Written task: Check every line below for the word "założenie" and show those that hold it.

(Raw records)
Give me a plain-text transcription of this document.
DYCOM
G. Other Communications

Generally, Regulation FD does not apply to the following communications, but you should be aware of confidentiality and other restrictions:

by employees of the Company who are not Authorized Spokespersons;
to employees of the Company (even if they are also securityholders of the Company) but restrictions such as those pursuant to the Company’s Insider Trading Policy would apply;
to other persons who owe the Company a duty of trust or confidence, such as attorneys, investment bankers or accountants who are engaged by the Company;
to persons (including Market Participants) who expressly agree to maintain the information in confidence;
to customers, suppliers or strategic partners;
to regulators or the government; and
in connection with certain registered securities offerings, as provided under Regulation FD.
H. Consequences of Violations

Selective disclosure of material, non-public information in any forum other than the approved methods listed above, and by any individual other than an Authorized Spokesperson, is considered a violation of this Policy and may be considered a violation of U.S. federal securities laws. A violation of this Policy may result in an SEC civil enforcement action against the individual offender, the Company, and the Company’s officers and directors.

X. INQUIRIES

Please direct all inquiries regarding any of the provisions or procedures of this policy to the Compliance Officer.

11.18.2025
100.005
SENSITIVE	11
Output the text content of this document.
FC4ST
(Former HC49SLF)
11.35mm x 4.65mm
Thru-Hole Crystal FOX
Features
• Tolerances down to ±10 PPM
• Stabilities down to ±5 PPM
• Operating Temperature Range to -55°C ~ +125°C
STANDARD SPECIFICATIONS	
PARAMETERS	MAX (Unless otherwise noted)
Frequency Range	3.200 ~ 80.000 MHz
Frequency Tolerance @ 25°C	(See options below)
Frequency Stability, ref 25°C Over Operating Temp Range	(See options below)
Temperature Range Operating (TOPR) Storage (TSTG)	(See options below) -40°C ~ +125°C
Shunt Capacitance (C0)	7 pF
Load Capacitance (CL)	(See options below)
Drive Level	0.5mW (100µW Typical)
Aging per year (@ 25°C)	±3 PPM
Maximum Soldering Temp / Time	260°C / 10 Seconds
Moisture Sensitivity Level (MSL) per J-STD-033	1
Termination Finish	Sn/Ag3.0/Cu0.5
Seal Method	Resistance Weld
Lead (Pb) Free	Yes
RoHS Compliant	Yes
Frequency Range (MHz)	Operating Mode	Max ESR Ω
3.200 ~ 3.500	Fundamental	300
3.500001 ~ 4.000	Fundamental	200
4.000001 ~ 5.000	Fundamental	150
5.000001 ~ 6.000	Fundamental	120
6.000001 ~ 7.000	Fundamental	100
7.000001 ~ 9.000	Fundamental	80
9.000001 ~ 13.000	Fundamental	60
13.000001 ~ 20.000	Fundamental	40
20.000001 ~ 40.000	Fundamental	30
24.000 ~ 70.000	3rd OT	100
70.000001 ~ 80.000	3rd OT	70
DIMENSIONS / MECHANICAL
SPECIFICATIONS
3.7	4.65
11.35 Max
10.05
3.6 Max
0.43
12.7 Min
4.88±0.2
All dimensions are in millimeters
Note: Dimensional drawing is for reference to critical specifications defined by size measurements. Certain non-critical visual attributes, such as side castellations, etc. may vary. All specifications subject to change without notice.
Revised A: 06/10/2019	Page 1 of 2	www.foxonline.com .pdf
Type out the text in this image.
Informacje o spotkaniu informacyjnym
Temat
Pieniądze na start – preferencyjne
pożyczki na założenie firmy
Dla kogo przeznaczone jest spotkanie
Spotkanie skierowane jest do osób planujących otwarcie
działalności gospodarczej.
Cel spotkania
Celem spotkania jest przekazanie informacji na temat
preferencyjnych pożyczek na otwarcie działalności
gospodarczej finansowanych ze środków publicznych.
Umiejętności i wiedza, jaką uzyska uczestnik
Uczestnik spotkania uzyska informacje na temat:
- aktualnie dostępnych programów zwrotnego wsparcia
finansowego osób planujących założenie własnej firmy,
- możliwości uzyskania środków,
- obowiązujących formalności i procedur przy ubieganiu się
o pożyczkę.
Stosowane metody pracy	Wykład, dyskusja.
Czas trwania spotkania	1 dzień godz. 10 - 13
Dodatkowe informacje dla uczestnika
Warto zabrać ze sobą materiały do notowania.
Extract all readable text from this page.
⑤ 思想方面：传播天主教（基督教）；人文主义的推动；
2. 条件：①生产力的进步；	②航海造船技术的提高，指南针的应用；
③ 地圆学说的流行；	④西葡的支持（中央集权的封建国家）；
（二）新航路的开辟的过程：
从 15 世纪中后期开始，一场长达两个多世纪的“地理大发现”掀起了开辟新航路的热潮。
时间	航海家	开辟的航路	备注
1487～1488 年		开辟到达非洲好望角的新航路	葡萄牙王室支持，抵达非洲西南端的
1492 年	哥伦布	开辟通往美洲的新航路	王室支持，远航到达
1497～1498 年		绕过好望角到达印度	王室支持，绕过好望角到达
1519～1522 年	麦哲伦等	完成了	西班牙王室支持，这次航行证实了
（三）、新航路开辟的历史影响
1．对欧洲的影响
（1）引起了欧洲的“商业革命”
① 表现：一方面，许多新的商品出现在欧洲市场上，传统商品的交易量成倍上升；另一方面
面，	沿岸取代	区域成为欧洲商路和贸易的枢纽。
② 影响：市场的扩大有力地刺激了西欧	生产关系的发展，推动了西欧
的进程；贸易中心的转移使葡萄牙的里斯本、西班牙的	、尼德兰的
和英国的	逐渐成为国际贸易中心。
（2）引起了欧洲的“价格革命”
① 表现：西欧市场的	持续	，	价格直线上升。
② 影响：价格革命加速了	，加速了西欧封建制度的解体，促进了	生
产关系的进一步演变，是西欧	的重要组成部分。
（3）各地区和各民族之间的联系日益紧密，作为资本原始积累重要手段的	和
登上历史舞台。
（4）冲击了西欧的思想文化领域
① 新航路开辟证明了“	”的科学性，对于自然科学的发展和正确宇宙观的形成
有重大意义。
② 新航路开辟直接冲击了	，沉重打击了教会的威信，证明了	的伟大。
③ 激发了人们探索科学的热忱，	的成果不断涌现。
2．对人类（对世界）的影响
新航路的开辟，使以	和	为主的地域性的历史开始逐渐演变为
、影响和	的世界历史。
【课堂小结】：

The response:
pożyczki na założenie firmy
finansowego osób planujących założenie własnej firmy,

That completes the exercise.